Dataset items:
────────────────

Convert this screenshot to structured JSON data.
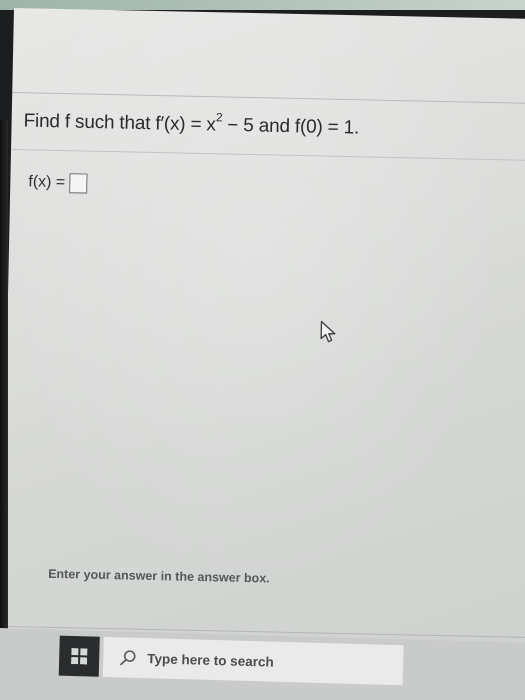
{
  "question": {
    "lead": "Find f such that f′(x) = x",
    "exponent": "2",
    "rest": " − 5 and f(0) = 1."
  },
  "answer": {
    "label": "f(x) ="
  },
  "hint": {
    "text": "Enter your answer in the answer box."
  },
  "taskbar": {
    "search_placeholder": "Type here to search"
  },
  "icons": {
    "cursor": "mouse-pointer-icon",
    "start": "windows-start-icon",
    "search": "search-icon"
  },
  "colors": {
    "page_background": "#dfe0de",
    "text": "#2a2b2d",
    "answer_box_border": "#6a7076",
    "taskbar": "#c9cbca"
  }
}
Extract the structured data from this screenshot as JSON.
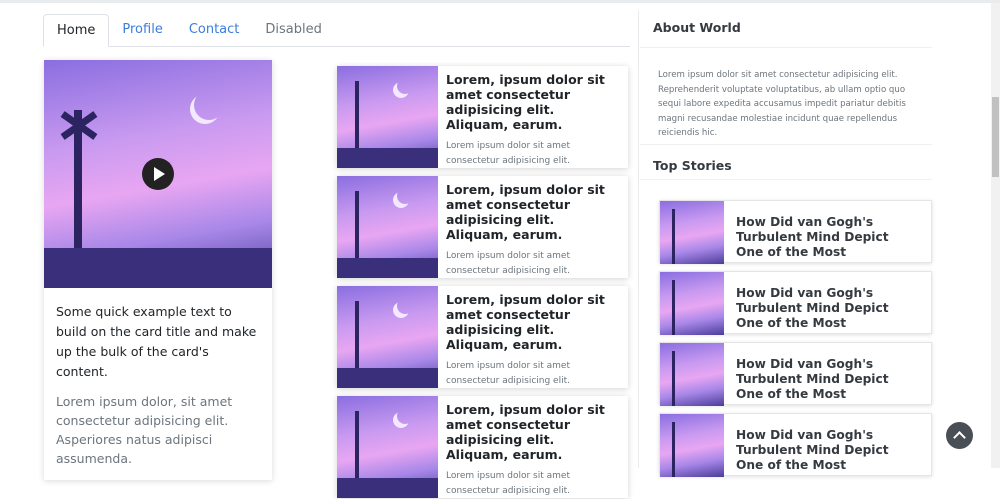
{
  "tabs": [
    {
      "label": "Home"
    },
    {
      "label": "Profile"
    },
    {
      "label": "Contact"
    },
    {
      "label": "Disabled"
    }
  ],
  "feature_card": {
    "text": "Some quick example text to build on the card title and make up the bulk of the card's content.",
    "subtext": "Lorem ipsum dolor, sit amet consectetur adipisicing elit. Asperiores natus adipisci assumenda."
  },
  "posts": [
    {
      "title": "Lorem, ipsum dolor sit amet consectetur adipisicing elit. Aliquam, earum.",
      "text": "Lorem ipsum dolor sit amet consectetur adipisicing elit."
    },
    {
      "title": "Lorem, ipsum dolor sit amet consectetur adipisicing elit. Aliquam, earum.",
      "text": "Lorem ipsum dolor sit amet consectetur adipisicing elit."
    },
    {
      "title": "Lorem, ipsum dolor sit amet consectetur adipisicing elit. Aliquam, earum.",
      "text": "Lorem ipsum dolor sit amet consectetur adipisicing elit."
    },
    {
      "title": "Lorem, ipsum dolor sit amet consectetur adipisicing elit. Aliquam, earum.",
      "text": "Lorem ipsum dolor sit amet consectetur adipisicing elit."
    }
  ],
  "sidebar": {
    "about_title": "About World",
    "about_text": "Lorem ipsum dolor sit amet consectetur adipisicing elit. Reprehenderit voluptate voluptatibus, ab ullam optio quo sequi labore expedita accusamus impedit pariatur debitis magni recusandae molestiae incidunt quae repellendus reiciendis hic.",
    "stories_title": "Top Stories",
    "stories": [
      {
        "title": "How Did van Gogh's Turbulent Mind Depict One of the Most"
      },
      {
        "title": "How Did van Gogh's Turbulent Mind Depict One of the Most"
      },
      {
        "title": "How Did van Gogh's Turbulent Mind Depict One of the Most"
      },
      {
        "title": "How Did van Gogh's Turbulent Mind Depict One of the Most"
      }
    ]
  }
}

────────────────

- _TO DO_
Reproduce every line from the entries that holds the word "label".

- _SOLUTION TO THE PROBLEM_
    "label": "f(x) ="
      "label": "Home"
      "label": "Profile"
      "label": "Contact"
      "label": "Disabled"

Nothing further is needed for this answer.